===== Task material =====
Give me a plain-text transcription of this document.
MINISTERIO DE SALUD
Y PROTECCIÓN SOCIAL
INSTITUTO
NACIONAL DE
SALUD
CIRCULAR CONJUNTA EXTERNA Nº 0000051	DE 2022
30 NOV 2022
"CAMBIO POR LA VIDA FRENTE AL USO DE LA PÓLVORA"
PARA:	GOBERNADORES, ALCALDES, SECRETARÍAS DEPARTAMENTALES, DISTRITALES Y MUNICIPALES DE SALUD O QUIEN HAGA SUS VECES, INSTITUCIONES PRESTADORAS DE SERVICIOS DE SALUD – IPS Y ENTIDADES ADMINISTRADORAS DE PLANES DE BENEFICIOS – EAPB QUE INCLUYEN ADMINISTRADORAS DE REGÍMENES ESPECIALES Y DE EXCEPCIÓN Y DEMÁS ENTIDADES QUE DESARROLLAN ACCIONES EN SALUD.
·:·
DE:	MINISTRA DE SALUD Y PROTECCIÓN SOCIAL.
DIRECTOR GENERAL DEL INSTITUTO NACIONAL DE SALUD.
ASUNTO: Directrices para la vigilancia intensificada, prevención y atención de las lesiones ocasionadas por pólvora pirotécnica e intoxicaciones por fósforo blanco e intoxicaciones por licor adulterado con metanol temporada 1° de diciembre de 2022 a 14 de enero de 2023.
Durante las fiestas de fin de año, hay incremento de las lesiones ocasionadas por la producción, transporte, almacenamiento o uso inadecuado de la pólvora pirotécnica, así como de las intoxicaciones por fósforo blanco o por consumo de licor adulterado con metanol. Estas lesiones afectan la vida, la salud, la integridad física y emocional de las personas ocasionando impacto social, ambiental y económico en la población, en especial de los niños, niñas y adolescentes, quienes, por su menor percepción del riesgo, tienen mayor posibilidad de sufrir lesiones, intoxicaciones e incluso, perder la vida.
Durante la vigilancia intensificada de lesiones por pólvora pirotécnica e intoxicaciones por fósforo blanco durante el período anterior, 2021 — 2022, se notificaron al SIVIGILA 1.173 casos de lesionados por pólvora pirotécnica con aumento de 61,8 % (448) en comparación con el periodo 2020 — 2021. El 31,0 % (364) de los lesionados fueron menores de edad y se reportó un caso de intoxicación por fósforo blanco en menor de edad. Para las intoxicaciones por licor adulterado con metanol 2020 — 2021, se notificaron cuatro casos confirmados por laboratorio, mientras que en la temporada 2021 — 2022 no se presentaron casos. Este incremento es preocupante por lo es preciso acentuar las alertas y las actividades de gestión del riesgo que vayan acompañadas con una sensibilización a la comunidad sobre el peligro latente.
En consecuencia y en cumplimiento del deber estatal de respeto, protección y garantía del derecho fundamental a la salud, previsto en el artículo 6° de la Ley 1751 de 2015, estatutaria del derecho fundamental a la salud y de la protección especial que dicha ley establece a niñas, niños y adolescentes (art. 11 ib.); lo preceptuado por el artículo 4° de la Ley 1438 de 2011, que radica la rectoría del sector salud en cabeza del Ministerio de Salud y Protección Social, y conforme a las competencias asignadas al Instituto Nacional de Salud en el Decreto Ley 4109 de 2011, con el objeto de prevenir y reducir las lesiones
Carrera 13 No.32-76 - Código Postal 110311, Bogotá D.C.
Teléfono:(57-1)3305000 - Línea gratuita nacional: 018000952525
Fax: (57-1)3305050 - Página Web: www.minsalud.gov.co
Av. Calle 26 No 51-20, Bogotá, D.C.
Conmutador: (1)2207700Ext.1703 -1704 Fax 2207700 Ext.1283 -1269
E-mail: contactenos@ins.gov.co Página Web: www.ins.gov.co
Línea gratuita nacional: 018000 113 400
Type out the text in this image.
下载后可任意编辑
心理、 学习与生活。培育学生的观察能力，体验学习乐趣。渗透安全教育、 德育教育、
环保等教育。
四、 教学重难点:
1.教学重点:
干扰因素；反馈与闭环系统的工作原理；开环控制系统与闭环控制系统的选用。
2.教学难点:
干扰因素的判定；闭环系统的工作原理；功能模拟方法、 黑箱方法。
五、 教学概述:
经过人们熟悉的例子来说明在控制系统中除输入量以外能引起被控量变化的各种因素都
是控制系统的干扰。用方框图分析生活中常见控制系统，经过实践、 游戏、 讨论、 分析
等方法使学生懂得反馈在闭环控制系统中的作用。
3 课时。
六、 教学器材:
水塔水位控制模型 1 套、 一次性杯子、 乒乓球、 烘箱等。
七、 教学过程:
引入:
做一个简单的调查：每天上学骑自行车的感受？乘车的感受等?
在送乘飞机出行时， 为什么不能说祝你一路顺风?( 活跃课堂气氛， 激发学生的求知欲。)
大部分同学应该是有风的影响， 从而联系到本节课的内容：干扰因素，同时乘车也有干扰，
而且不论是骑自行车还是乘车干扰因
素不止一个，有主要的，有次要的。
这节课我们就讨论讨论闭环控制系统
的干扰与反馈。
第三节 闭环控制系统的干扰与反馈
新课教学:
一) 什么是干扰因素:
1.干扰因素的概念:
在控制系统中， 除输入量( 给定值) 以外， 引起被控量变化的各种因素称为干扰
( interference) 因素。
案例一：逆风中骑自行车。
=====
Pull out all lines from the listing that contain the string "gratuita".

Teléfono:(57-1)3305000 - Línea gratuita nacional: 018000952525
Línea gratuita nacional: 018000 113 400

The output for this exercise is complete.